:: PROBLEM DETAILS ::
Copy the data word for word, starting at its first line and ending at the line that contains "info-icon[interactable] (154, 184, 166, 195)", with both ends included.

Layout coordinate data
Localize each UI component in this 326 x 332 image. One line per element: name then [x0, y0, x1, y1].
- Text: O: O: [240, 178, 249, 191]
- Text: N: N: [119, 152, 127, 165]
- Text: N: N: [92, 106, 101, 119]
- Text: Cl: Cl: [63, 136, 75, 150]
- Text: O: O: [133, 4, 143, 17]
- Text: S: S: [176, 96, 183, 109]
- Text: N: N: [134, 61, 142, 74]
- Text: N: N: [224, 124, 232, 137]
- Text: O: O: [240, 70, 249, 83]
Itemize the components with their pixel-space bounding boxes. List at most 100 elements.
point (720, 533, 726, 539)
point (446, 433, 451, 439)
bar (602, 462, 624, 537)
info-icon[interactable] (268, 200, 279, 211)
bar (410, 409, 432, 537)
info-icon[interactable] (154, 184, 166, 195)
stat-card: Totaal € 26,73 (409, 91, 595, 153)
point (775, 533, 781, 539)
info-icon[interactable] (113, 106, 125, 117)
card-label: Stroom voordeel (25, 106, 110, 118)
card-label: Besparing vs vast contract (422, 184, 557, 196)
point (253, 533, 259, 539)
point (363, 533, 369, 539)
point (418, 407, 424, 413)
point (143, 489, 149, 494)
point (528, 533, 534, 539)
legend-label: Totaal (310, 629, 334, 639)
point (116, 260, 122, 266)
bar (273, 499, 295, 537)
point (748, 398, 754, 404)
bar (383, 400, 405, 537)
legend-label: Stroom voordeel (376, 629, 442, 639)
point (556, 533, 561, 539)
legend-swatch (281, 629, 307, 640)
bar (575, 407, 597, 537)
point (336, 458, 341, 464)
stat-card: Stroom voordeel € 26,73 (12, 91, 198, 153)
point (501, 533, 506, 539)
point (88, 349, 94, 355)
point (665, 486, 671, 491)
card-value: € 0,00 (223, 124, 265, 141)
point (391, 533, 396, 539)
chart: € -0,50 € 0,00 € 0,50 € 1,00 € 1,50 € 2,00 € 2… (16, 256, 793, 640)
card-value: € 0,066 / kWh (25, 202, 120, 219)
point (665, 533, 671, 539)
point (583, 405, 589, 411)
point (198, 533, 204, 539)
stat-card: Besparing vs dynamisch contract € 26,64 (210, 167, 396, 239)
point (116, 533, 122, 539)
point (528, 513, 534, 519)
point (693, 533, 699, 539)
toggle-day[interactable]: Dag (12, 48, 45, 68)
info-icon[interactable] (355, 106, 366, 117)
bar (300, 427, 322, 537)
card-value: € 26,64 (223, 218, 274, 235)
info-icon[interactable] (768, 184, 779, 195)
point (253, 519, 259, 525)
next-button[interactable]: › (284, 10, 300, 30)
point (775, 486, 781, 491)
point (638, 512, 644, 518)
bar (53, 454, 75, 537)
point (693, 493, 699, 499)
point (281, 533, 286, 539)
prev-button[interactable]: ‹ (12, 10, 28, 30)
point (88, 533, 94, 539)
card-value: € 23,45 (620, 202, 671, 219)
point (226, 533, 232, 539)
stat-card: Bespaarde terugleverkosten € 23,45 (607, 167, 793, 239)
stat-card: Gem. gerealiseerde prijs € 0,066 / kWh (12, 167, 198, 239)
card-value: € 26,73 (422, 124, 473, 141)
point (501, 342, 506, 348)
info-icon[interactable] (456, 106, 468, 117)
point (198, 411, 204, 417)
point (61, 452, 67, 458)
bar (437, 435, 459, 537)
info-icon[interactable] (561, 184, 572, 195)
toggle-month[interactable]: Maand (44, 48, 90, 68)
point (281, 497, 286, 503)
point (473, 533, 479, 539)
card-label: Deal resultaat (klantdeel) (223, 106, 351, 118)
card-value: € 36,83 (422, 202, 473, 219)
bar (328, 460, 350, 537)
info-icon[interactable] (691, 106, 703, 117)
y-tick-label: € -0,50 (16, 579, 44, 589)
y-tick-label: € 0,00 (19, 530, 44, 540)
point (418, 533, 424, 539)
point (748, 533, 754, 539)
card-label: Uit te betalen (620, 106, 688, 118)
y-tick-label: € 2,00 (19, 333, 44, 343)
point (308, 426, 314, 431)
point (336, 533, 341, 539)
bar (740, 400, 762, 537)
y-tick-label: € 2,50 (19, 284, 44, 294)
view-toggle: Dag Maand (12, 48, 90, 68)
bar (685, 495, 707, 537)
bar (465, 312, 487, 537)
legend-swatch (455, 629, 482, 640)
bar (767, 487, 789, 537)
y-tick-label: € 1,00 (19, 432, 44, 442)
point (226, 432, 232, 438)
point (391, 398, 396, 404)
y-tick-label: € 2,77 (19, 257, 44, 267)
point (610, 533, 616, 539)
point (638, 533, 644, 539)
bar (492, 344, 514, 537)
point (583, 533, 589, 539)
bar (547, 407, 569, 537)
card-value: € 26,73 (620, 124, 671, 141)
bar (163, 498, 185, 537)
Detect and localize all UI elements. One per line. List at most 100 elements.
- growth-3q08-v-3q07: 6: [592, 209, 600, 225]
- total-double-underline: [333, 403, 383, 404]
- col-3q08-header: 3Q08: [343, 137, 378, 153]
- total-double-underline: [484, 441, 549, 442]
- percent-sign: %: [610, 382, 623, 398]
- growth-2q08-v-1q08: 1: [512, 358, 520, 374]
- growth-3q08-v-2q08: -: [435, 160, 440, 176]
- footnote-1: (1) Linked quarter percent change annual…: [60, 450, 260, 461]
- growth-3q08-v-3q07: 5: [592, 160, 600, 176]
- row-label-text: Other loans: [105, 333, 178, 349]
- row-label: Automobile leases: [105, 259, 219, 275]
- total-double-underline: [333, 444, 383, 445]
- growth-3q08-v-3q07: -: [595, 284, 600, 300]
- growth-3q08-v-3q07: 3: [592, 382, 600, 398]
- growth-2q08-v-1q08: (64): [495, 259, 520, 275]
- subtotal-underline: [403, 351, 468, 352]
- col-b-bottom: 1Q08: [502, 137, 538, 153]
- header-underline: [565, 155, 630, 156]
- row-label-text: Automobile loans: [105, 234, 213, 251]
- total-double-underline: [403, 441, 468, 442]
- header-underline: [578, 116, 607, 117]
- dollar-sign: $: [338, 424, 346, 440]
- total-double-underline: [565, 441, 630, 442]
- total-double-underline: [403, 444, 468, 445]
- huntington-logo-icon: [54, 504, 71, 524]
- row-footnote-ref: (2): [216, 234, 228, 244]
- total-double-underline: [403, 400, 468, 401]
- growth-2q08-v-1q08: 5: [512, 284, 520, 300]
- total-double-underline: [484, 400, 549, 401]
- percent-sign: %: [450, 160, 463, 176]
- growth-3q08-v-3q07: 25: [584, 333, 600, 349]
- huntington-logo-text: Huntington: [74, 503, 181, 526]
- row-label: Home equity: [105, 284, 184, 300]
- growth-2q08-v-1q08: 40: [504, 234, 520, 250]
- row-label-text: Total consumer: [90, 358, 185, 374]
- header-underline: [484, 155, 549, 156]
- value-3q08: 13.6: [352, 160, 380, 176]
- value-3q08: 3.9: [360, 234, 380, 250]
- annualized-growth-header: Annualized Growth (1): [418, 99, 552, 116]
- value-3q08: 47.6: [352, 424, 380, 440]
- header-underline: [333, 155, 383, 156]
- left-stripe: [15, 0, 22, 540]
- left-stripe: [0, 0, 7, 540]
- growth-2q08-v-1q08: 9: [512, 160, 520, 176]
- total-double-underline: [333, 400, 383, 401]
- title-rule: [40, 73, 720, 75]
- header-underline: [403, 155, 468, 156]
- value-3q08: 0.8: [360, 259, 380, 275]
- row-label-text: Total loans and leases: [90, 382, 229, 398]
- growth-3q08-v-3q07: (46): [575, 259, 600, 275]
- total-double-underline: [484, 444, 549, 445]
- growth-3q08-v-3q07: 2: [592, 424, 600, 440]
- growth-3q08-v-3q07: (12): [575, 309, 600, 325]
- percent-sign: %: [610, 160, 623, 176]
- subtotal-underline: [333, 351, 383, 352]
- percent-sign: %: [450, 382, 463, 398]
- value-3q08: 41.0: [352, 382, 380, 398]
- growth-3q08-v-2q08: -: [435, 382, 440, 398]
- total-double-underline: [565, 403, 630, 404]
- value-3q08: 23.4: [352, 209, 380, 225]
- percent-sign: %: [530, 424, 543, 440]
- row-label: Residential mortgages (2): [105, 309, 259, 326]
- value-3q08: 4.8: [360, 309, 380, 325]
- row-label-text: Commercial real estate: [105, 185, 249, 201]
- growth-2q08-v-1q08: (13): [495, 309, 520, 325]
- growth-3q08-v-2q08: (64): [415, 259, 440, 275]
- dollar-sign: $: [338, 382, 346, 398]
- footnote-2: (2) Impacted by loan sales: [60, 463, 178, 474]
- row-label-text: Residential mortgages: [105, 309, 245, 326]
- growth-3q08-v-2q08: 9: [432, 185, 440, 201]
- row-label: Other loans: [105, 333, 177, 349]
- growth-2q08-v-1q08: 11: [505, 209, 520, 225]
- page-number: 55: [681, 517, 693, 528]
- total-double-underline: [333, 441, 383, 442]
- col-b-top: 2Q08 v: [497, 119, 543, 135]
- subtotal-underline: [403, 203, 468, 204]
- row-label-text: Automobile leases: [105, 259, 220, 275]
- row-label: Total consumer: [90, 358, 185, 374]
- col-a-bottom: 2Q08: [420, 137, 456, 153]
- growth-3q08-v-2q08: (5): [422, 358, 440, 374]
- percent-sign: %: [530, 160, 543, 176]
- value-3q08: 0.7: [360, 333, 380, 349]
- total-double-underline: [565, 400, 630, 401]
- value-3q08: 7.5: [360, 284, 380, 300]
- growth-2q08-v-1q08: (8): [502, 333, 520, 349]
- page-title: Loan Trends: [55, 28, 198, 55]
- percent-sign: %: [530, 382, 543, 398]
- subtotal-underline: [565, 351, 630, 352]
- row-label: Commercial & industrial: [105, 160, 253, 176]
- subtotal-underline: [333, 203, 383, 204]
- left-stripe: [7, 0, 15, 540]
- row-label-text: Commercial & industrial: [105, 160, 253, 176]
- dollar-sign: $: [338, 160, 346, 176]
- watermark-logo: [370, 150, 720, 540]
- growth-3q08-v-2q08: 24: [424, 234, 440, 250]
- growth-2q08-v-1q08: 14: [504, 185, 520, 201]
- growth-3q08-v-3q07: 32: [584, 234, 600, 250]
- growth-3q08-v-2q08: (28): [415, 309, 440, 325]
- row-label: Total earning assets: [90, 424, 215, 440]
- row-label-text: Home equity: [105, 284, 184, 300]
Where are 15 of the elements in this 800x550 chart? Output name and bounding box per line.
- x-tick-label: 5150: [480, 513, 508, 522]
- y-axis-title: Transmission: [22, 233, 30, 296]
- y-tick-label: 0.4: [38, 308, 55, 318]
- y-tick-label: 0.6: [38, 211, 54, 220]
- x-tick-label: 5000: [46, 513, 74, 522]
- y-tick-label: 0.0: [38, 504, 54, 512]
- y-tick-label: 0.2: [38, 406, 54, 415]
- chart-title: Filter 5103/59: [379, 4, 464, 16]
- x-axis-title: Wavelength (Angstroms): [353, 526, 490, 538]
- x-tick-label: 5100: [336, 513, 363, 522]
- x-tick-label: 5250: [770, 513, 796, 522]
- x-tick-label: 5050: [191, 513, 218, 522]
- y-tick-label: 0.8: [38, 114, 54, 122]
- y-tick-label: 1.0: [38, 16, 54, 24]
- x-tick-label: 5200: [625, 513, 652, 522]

:: EXERCISE SOLUTION ::
Localize each UI component in this 326 x 332 image. One line per element: name then [x0, y0, x1, y1].
- Text: O: O: [240, 178, 249, 191]
- Text: N: N: [119, 152, 127, 165]
- Text: N: N: [92, 106, 101, 119]
- Text: Cl: Cl: [63, 136, 75, 150]
- Text: O: O: [133, 4, 143, 17]
- Text: S: S: [176, 96, 183, 109]
- Text: N: N: [134, 61, 142, 74]
- Text: N: N: [224, 124, 232, 137]
- Text: O: O: [240, 70, 249, 83]
Itemize the components with their pixel-space bounding boxes. List at most 100 elements.
point (720, 533, 726, 539)
point (446, 433, 451, 439)
bar (602, 462, 624, 537)
info-icon[interactable] (268, 200, 279, 211)
bar (410, 409, 432, 537)
info-icon[interactable] (154, 184, 166, 195)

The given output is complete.